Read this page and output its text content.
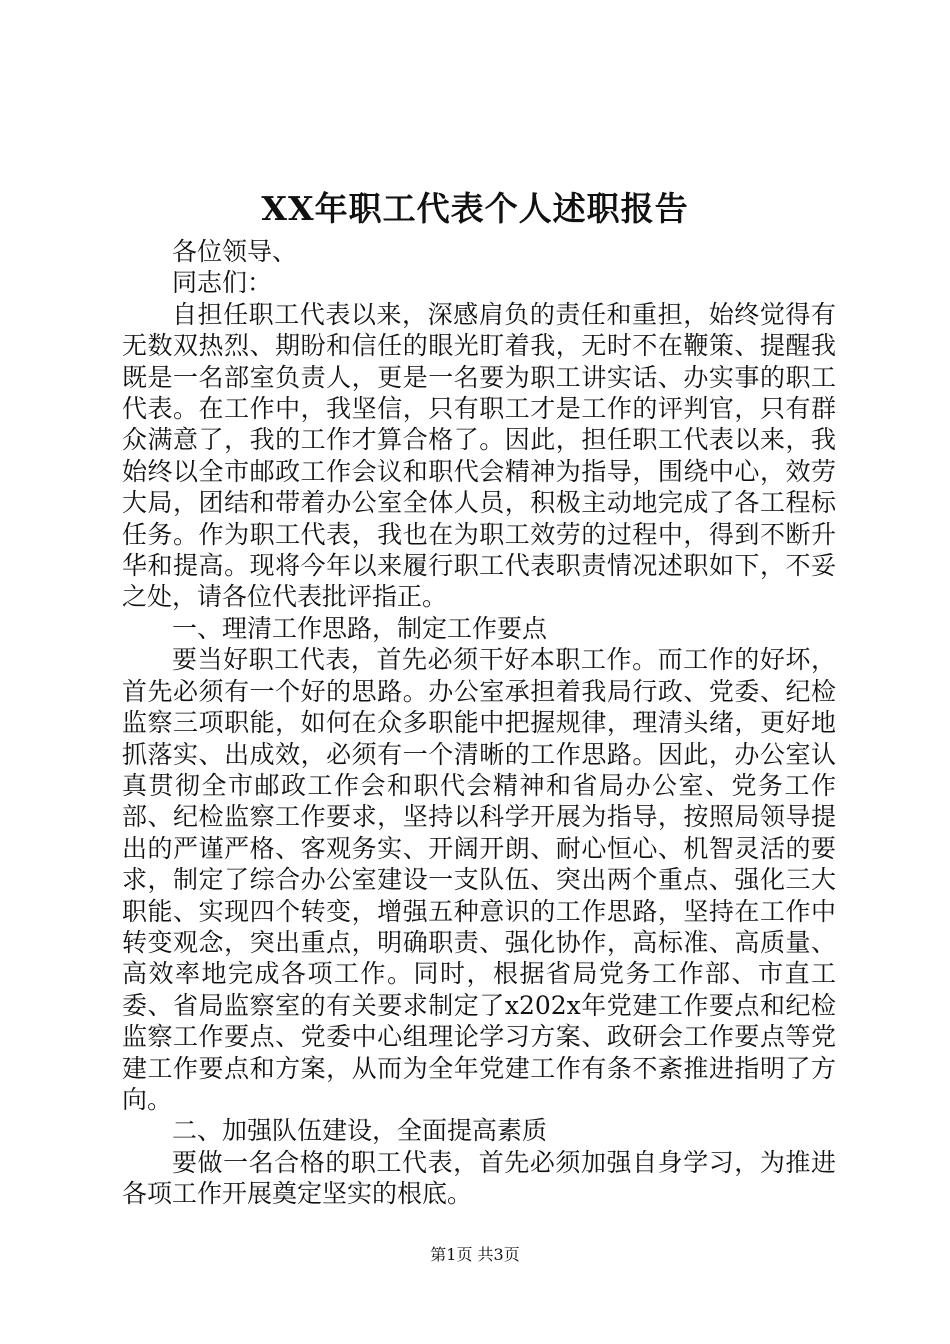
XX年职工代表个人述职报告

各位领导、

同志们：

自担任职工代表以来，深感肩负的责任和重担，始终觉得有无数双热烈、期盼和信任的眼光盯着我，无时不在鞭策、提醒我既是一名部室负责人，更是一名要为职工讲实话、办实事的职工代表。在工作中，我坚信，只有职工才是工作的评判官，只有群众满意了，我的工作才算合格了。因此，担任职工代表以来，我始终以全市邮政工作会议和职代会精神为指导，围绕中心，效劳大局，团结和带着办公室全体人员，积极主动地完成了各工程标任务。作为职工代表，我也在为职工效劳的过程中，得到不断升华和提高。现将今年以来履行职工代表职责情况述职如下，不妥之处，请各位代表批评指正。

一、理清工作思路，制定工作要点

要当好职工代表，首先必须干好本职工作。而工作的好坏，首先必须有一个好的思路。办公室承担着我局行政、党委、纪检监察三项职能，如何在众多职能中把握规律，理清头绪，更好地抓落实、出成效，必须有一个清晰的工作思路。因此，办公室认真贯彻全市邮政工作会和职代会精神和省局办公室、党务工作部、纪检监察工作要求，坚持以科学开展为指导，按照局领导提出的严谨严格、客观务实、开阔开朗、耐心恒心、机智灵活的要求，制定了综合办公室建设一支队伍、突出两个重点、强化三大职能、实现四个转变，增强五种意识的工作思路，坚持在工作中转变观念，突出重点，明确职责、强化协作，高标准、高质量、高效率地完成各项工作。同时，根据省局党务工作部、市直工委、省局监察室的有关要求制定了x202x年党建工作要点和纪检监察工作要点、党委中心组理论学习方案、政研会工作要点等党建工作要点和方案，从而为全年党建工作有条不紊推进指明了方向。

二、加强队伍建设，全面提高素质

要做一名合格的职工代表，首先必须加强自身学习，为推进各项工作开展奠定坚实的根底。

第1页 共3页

-=-=-=-=-

# [DIRECTIONS]
Exclude all images and restate the records above word for word.

# [OUTPUT BELOW]
Read this page and output its text content.
XX年职工代表个人述职报告

各位领导、

同志们：

自担任职工代表以来，深感肩负的责任和重担，始终觉得有无数双热烈、期盼和信任的眼光盯着我，无时不在鞭策、提醒我既是一名部室负责人，更是一名要为职工讲实话、办实事的职工代表。在工作中，我坚信，只有职工才是工作的评判官，只有群众满意了，我的工作才算合格了。因此，担任职工代表以来，我始终以全市邮政工作会议和职代会精神为指导，围绕中心，效劳大局，团结和带着办公室全体人员，积极主动地完成了各工程标任务。作为职工代表，我也在为职工效劳的过程中，得到不断升华和提高。现将今年以来履行职工代表职责情况述职如下，不妥之处，请各位代表批评指正。

一、理清工作思路，制定工作要点

要当好职工代表，首先必须干好本职工作。而工作的好坏，首先必须有一个好的思路。办公室承担着我局行政、党委、纪检监察三项职能，如何在众多职能中把握规律，理清头绪，更好地抓落实、出成效，必须有一个清晰的工作思路。因此，办公室认真贯彻全市邮政工作会和职代会精神和省局办公室、党务工作部、纪检监察工作要求，坚持以科学开展为指导，按照局领导提出的严谨严格、客观务实、开阔开朗、耐心恒心、机智灵活的要求，制定了综合办公室建设一支队伍、突出两个重点、强化三大职能、实现四个转变，增强五种意识的工作思路，坚持在工作中转变观念，突出重点，明确职责、强化协作，高标准、高质量、高效率地完成各项工作。同时，根据省局党务工作部、市直工委、省局监察室的有关要求制定了x202x年党建工作要点和纪检监察工作要点、党委中心组理论学习方案、政研会工作要点等党建工作要点和方案，从而为全年党建工作有条不紊推进指明了方向。

二、加强队伍建设，全面提高素质

要做一名合格的职工代表，首先必须加强自身学习，为推进各项工作开展奠定坚实的根底。

第1页 共3页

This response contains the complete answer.